Find the lines containing the word "into" and copy every one of them.

[Data listing]
Begin

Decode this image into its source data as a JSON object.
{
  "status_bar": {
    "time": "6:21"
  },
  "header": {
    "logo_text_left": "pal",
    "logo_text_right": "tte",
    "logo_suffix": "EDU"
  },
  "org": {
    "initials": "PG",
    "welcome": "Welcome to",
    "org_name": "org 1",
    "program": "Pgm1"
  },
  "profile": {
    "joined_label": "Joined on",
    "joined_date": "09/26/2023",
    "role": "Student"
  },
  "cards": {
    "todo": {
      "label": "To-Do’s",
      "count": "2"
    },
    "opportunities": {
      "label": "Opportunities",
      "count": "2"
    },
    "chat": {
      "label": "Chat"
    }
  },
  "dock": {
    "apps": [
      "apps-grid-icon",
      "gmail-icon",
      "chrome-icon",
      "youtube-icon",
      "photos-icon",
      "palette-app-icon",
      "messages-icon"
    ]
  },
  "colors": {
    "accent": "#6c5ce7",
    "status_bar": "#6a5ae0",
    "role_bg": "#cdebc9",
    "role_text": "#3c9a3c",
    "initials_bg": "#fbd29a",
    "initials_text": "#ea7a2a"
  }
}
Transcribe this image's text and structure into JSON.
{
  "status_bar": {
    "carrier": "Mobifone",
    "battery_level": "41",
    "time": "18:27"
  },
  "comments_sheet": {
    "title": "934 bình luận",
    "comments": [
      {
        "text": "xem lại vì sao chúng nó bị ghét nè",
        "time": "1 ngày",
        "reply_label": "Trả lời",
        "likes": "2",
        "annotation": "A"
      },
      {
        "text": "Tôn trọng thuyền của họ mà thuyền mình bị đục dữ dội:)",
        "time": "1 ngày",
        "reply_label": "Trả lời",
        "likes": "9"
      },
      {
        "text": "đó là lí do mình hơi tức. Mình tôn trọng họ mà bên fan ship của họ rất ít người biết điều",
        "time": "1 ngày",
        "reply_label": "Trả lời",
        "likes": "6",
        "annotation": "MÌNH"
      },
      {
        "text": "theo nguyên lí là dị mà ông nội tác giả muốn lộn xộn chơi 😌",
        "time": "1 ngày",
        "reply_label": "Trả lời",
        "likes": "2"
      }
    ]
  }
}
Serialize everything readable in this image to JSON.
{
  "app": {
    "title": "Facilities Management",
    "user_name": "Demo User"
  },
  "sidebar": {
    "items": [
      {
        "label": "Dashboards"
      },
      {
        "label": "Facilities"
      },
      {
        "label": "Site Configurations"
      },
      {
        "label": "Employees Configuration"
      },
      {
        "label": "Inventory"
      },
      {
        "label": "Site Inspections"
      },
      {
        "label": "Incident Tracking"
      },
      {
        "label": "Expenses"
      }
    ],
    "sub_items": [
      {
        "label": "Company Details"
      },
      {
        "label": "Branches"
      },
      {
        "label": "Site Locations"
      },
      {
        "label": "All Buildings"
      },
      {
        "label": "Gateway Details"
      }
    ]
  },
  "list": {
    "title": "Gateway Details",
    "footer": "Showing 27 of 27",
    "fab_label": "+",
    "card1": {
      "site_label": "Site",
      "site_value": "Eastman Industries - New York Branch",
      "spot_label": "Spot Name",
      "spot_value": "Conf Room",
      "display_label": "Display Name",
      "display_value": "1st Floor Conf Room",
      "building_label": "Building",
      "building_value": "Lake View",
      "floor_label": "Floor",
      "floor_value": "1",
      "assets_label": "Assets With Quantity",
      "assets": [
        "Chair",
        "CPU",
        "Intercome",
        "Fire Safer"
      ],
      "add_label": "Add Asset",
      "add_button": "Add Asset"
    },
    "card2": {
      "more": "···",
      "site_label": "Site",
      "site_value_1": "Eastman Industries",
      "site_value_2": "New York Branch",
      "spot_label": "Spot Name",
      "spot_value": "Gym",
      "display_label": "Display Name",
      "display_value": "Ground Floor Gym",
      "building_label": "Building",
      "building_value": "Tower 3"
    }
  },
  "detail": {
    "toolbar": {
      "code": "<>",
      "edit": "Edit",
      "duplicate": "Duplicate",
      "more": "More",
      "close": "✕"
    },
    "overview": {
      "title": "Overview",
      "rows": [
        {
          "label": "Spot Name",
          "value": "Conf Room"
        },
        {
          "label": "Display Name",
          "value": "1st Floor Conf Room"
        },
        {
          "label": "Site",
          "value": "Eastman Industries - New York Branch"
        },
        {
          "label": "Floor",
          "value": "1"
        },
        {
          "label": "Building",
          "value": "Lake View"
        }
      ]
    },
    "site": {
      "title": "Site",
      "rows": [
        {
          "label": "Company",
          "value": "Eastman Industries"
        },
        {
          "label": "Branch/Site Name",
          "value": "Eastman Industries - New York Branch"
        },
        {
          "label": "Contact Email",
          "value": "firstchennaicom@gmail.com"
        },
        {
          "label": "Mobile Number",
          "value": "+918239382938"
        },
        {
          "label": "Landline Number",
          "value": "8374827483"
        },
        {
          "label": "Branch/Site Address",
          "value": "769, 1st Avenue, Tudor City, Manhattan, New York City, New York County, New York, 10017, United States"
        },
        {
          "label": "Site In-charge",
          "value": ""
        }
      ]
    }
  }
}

End

# Finished task
Decode this image into its source data as a JSON object.
Transcribe this image's text and structure into JSON.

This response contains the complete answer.